▶ _What you need to do_
Provide nothing beyond the count of lines that include the string "necesaria".

[Begin Excerpted data]

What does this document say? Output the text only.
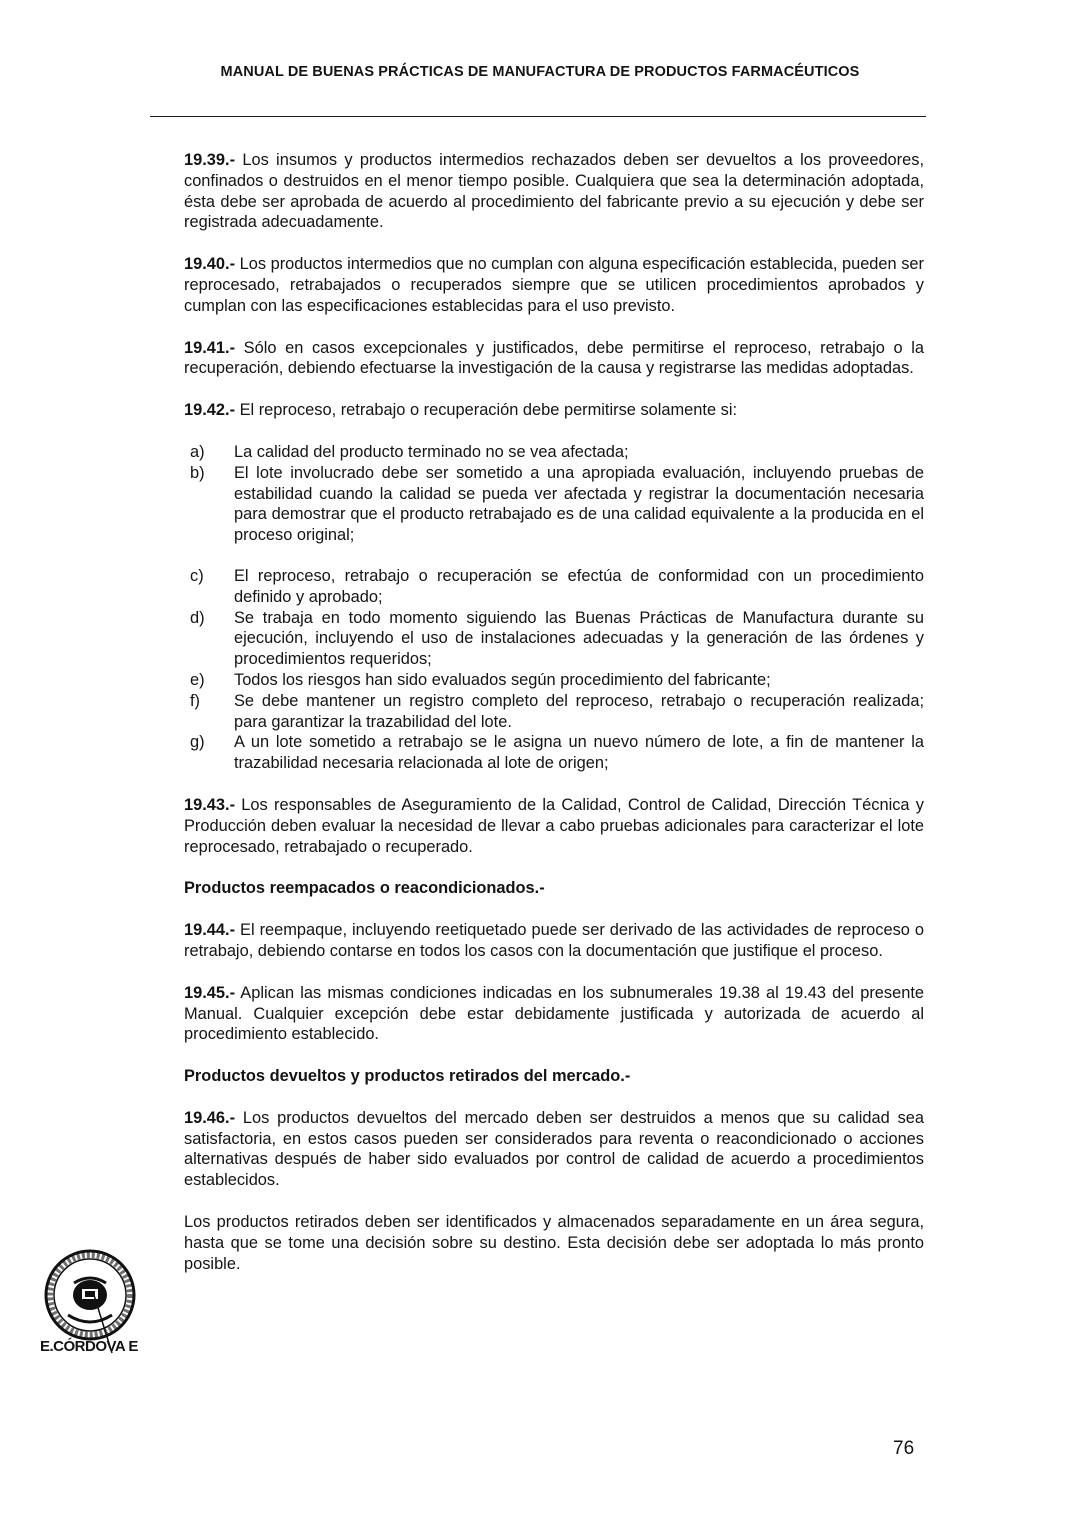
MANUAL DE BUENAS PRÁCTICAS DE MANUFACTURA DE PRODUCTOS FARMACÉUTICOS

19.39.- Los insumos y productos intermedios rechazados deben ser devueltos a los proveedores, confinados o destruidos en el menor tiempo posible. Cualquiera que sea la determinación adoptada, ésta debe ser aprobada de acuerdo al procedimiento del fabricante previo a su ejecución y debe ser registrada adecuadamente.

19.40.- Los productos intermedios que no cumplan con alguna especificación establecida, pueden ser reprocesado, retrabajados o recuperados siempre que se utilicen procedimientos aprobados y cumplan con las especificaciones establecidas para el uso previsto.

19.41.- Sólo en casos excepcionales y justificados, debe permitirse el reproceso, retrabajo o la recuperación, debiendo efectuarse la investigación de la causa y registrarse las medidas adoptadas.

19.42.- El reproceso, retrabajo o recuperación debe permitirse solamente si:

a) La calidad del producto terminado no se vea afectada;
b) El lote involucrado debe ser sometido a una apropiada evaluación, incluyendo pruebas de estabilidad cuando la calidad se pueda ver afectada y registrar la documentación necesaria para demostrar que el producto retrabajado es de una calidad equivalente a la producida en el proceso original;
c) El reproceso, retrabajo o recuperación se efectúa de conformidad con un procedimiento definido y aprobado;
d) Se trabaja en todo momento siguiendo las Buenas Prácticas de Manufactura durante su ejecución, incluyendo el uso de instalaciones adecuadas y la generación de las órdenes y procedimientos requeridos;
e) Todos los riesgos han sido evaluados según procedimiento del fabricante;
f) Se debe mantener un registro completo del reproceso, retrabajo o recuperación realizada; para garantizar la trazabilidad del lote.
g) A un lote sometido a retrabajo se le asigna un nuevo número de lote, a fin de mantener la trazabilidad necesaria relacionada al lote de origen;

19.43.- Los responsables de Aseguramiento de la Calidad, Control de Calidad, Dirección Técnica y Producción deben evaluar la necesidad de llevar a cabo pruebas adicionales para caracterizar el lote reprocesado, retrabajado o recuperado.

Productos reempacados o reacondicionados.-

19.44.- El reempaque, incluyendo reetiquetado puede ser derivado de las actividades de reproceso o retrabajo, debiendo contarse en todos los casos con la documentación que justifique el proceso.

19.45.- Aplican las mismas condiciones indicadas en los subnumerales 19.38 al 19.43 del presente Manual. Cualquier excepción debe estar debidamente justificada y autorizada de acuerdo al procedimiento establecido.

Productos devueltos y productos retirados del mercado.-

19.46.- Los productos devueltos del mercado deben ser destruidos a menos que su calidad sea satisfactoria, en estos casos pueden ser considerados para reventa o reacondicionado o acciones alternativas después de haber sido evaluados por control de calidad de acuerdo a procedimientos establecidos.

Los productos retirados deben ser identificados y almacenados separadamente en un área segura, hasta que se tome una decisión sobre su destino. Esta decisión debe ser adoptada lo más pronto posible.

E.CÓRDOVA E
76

[End Excerpted data]
[Begin Excerpted data]

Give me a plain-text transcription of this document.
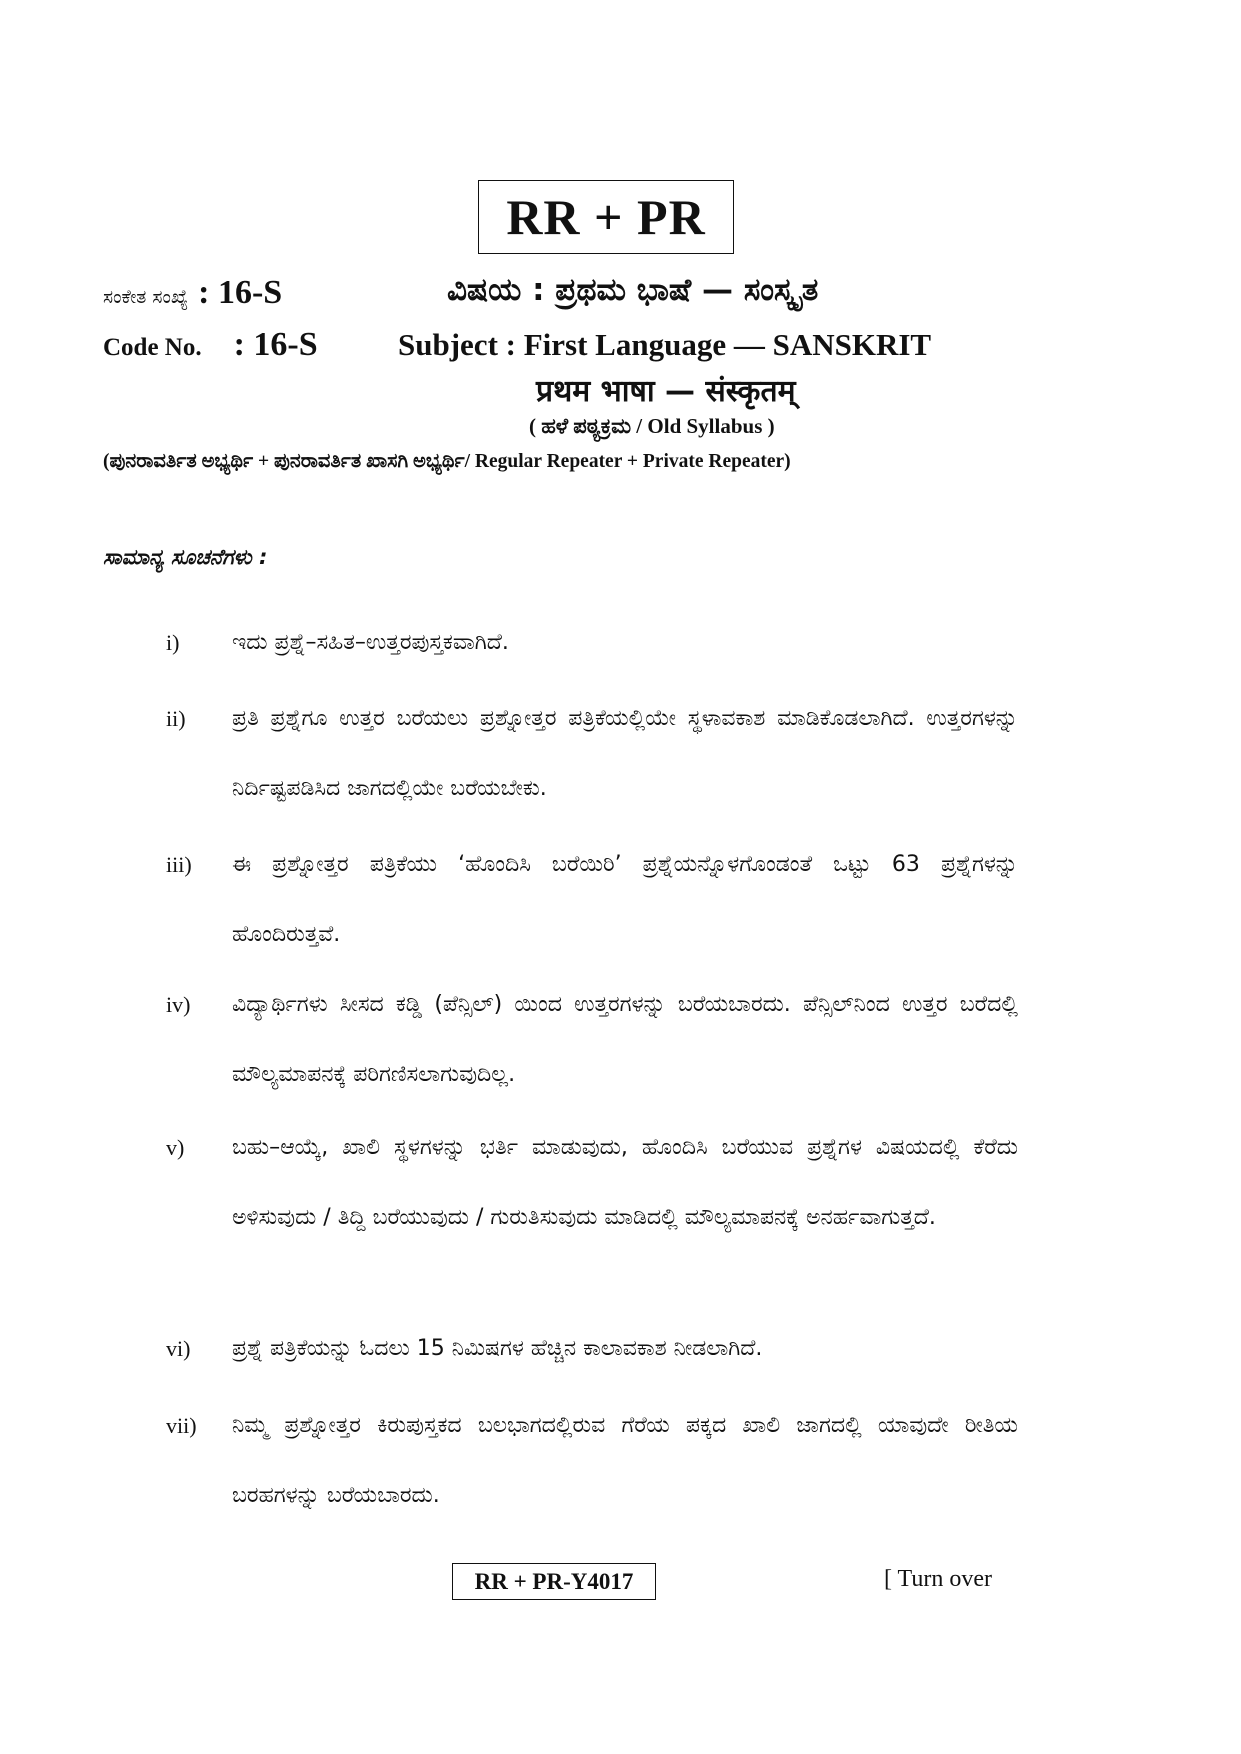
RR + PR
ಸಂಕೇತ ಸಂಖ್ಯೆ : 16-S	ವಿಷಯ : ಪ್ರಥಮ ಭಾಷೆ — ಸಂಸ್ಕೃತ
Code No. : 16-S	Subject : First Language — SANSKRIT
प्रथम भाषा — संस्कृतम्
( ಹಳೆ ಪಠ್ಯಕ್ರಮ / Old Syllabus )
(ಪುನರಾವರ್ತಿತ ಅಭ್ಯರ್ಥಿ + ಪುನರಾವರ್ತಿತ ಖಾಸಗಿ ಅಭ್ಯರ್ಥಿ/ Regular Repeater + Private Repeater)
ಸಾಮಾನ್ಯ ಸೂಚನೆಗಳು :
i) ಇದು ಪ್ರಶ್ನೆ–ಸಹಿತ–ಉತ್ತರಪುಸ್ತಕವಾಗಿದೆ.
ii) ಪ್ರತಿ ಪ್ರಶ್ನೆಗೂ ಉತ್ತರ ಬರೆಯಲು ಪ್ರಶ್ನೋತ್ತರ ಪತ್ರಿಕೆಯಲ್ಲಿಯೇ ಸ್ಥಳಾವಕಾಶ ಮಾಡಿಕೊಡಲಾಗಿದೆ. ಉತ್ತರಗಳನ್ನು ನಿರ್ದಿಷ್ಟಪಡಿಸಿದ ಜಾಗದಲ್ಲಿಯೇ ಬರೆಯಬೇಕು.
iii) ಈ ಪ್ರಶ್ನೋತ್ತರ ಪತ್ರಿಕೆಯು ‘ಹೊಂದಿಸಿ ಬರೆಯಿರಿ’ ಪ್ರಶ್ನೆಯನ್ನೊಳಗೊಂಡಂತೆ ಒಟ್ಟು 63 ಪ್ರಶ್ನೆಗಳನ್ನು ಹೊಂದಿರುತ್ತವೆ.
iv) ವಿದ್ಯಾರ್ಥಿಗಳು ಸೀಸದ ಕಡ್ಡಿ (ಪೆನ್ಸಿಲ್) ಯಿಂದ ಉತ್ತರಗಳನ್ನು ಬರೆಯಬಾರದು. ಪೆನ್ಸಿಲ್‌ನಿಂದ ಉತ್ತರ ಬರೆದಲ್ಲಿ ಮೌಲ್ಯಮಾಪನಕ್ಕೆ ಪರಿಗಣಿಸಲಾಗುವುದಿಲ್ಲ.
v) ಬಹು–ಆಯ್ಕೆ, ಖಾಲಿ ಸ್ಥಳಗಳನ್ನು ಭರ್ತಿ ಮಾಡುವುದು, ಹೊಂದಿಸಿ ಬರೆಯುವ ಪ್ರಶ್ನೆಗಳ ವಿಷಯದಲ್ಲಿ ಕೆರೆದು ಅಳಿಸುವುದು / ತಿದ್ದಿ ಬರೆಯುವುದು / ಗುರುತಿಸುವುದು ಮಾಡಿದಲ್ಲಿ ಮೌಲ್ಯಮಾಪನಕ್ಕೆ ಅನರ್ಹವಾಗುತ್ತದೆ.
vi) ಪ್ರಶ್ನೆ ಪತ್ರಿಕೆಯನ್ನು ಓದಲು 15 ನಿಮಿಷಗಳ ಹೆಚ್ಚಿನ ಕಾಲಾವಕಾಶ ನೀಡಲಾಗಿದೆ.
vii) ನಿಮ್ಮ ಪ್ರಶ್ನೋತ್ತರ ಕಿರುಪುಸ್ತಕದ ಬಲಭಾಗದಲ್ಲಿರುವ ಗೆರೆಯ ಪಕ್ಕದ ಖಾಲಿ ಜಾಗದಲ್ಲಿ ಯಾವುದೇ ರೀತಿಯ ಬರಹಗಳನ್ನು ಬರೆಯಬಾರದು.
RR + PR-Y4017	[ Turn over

[End Excerpted data]
[Begin Excerpted data]

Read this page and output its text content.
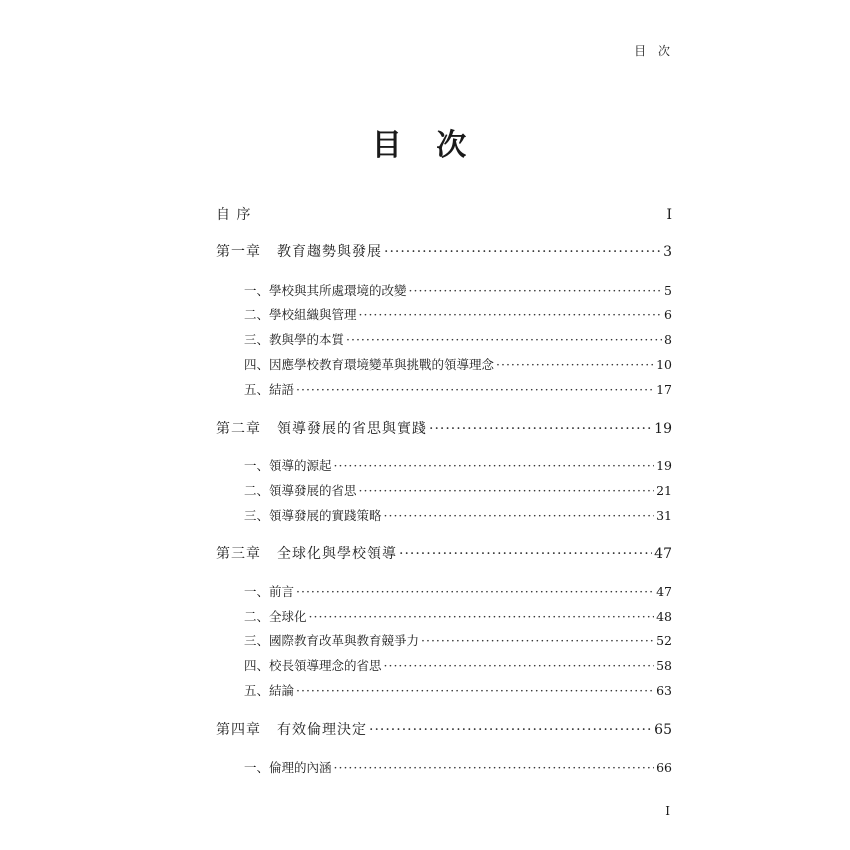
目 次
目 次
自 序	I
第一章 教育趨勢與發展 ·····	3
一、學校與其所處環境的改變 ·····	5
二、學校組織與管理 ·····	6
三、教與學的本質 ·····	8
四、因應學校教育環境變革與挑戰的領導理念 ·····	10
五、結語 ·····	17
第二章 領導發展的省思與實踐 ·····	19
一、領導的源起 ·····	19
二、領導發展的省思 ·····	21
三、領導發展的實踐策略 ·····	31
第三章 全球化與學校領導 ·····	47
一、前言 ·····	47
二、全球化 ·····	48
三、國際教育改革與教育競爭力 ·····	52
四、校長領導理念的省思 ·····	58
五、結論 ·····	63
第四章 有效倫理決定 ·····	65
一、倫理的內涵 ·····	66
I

[End Excerpted data]

▶ _Task solution_
2